WHAT TO PRODUCE = Reproduce each line exactly, including spacing and punctuation.
——————————
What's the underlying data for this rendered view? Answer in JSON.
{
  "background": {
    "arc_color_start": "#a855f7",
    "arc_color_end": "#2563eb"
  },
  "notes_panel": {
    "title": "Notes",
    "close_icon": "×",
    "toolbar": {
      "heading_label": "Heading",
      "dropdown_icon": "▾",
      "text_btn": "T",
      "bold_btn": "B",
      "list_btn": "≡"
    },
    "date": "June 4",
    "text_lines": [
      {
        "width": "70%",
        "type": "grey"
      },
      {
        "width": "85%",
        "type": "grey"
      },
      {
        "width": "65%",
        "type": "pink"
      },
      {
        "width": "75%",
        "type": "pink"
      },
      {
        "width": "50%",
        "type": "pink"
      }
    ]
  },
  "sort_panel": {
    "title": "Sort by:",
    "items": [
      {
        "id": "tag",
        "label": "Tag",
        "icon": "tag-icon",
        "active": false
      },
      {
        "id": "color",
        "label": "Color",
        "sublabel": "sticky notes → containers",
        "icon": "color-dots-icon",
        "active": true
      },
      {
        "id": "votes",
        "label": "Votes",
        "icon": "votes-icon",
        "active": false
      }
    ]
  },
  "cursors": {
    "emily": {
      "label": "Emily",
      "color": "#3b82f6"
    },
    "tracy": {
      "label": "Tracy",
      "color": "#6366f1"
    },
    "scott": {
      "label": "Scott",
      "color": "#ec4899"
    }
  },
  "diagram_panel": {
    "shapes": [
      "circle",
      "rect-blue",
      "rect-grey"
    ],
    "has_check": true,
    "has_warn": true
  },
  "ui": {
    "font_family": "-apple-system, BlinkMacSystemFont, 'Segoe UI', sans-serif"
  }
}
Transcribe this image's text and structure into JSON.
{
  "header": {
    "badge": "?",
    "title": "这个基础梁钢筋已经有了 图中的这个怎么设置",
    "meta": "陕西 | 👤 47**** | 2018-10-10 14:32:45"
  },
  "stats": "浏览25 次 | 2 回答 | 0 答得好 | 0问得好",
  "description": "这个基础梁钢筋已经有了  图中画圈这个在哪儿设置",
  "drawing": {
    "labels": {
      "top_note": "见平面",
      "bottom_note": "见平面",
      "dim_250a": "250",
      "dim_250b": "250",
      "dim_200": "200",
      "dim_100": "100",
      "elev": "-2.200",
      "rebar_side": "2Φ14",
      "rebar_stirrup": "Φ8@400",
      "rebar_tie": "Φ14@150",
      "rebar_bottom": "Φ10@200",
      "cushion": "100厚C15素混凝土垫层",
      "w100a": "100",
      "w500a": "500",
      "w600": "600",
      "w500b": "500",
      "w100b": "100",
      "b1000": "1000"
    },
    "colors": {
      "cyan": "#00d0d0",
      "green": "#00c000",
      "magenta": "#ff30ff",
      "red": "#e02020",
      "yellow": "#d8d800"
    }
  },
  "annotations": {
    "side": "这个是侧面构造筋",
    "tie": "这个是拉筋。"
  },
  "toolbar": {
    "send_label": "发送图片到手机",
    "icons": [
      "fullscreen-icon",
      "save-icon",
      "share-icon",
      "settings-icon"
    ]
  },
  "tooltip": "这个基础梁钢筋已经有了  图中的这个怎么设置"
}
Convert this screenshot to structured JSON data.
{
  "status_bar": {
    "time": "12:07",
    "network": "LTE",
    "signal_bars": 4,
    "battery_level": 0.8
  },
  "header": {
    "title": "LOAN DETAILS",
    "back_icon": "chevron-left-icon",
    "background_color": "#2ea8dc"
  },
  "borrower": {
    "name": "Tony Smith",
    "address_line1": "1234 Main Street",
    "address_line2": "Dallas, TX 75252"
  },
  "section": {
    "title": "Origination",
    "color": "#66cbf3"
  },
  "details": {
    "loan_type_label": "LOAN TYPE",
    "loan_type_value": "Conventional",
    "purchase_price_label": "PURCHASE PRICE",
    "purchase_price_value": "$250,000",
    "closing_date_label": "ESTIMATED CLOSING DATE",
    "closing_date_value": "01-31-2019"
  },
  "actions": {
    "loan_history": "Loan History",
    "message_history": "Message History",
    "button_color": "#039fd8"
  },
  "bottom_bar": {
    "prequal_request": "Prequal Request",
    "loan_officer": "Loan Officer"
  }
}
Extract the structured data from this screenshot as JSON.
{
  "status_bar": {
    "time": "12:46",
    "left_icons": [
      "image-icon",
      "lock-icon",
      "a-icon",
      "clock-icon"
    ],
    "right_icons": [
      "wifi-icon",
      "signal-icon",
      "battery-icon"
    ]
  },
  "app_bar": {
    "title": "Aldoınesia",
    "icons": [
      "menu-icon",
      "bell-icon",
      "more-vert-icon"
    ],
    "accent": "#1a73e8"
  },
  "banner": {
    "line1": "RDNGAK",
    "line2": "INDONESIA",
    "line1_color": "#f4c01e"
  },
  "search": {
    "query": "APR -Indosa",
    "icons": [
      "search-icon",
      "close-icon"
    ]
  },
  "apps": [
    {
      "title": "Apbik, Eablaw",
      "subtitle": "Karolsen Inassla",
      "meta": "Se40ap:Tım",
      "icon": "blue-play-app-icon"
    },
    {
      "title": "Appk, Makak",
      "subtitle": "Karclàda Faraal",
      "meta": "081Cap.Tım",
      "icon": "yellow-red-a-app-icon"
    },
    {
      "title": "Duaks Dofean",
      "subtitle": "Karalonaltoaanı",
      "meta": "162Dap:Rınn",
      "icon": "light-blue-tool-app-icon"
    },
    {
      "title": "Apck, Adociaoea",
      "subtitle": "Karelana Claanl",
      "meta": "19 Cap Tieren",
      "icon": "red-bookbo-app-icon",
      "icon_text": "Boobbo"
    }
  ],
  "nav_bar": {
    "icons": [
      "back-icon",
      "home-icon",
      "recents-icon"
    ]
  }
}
——————————
RESPONSE =
What's the underlying data for this rendered view? Answer in JSON.
{
  "background": {
    "arc_color_start": "#a855f7",
    "arc_color_end": "#2563eb"
  },
  "notes_panel": {
    "title": "Notes",
    "close_icon": "×",
    "toolbar": {
      "heading_label": "Heading",
      "dropdown_icon": "▾",
      "text_btn": "T",
      "bold_btn": "B",
      "list_btn": "≡"
    },
    "date": "June 4",
    "text_lines": [
      {
        "width": "70%",
        "type": "grey"
      },
      {
        "width": "85%",
        "type": "grey"
      },
      {
        "width": "65%",
        "type": "pink"
      },
      {
        "width": "75%",
        "type": "pink"
      },
      {
        "width": "50%",
        "type": "pink"
      }
    ]
  },
  "sort_panel": {
    "title": "Sort by:",
    "items": [
      {
        "id": "tag",
        "label": "Tag",
        "icon": "tag-icon",
        "active": false
      },
      {
        "id": "color",
        "label": "Color",
        "sublabel": "sticky notes → containers",
        "icon": "color-dots-icon",
        "active": true
      },
      {
        "id": "votes",
        "label": "Votes",
        "icon": "votes-icon",
        "active": false
      }
    ]
  },
  "cursors": {
    "emily": {
      "label": "Emily",
      "color": "#3b82f6"
    },
    "tracy": {
      "label": "Tracy",
      "color": "#6366f1"
    },
    "scott": {
      "label": "Scott",
      "color": "#ec4899"
    }
  },
  "diagram_panel": {
    "shapes": [
      "circle",
      "rect-blue",
      "rect-grey"
    ],
    "has_check": true,
    "has_warn": true
  },
  "ui": {
    "font_family": "-apple-system, BlinkMacSystemFont, 'Segoe UI', sans-serif"
  }
}
Transcribe this image's text and structure into JSON.
{
  "header": {
    "badge": "?",
    "title": "这个基础梁钢筋已经有了 图中的这个怎么设置",
    "meta": "陕西 | 👤 47**** | 2018-10-10 14:32:45"
  },
  "stats": "浏览25 次 | 2 回答 | 0 答得好 | 0问得好",
  "description": "这个基础梁钢筋已经有了  图中画圈这个在哪儿设置",
  "drawing": {
    "labels": {
      "top_note": "见平面",
      "bottom_note": "见平面",
      "dim_250a": "250",
      "dim_250b": "250",
      "dim_200": "200",
      "dim_100": "100",
      "elev": "-2.200",
      "rebar_side": "2Φ14",
      "rebar_stirrup": "Φ8@400",
      "rebar_tie": "Φ14@150",
      "rebar_bottom": "Φ10@200",
      "cushion": "100厚C15素混凝土垫层",
      "w100a": "100",
      "w500a": "500",
      "w600": "600",
      "w500b": "500",
      "w100b": "100",
      "b1000": "1000"
    },
    "colors": {
      "cyan": "#00d0d0",
      "green": "#00c000",
      "magenta": "#ff30ff",
      "red": "#e02020",
      "yellow": "#d8d800"
    }
  },
  "annotations": {
    "side": "这个是侧面构造筋",
    "tie": "这个是拉筋。"
  },
  "toolbar": {
    "send_label": "发送图片到手机",
    "icons": [
      "fullscreen-icon",
      "save-icon",
      "share-icon",
      "settings-icon"
    ]
  },
  "tooltip": "这个基础梁钢筋已经有了  图中的这个怎么设置"
}
Convert this screenshot to structured JSON data.
{
  "status_bar": {
    "time": "12:07",
    "network": "LTE",
    "signal_bars": 4,
    "battery_level": 0.8
  },
  "header": {
    "title": "LOAN DETAILS",
    "back_icon": "chevron-left-icon",
    "background_color": "#2ea8dc"
  },
  "borrower": {
    "name": "Tony Smith",
    "address_line1": "1234 Main Street",
    "address_line2": "Dallas, TX 75252"
  },
  "section": {
    "title": "Origination",
    "color": "#66cbf3"
  },
  "details": {
    "loan_type_label": "LOAN TYPE",
    "loan_type_value": "Conventional",
    "purchase_price_label": "PURCHASE PRICE",
    "purchase_price_value": "$250,000",
    "closing_date_label": "ESTIMATED CLOSING DATE",
    "closing_date_value": "01-31-2019"
  },
  "actions": {
    "loan_history": "Loan History",
    "message_history": "Message History",
    "button_color": "#039fd8"
  },
  "bottom_bar": {
    "prequal_request": "Prequal Request",
    "loan_officer": "Loan Officer"
  }
}
Extract the structured data from this screenshot as JSON.
{
  "status_bar": {
    "time": "12:46",
    "left_icons": [
      "image-icon",
      "lock-icon",
      "a-icon",
      "clock-icon"
    ],
    "right_icons": [
      "wifi-icon",
      "signal-icon",
      "battery-icon"
    ]
  },
  "app_bar": {
    "title": "Aldoınesia",
    "icons": [
      "menu-icon",
      "bell-icon",
      "more-vert-icon"
    ],
    "accent": "#1a73e8"
  },
  "banner": {
    "line1": "RDNGAK",
    "line2": "INDONESIA",
    "line1_color": "#f4c01e"
  },
  "search": {
    "query": "APR -Indosa",
    "icons": [
      "search-icon",
      "close-icon"
    ]
  },
  "apps": [
    {
      "title": "Apbik, Eablaw",
      "subtitle": "Karolsen Inassla",
      "meta": "Se40ap:Tım",
      "icon": "blue-play-app-icon"
    },
    {
      "title": "Appk, Makak",
      "subtitle": "Karclàda Faraal",
      "meta": "081Cap.Tım",
      "icon": "yellow-red-a-app-icon"
    },
    {
      "title": "Duaks Dofean",
      "subtitle": "Karalonaltoaanı",
      "meta": "162Dap:Rınn",
      "icon": "light-blue-tool-app-icon"
    },
    {
      "title": "Apck, Adociaoea",
      "subtitle": "Karelana Claanl",
      "meta": "19 Cap Tieren",
      "icon": "red-bookbo-app-icon",
      "icon_text": "Boobbo"
    }
  ],
  "nav_bar": {
    "icons": [
      "back-icon",
      "home-icon",
      "recents-icon"
    ]
  }
}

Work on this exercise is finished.